STATED PROBLEM:
Select, from the material below, each line with "icon" in it.

MATERIAL FOR THIS TASK:
((

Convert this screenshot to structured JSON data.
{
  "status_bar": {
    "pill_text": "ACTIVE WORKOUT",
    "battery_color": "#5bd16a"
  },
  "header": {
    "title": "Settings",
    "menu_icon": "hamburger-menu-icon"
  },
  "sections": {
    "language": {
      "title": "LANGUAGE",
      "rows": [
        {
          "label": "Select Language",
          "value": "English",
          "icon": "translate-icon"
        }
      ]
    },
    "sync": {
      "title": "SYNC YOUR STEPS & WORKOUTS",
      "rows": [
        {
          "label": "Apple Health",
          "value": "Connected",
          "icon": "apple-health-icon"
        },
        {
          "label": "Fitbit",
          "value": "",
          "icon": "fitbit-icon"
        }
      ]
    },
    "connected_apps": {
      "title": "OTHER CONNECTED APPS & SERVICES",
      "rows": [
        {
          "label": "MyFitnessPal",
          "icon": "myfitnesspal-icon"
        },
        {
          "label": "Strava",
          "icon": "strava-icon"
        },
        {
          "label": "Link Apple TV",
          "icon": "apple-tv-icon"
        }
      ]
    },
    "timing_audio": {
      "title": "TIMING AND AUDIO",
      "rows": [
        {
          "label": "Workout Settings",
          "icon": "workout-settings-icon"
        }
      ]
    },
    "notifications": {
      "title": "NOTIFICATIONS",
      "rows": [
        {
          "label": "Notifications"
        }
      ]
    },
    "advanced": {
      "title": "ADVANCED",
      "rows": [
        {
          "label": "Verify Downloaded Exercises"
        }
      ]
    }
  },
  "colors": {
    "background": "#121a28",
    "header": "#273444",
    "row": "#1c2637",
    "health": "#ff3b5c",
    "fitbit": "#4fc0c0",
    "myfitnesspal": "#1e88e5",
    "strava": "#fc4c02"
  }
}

))

SOLUTION FOR THIS TASK:
    "menu_icon": "hamburger-menu-icon"
          "icon": "translate-icon"
          "icon": "apple-health-icon"
          "icon": "fitbit-icon"
          "icon": "myfitnesspal-icon"
          "icon": "strava-icon"
          "icon": "apple-tv-icon"
          "icon": "workout-settings-icon"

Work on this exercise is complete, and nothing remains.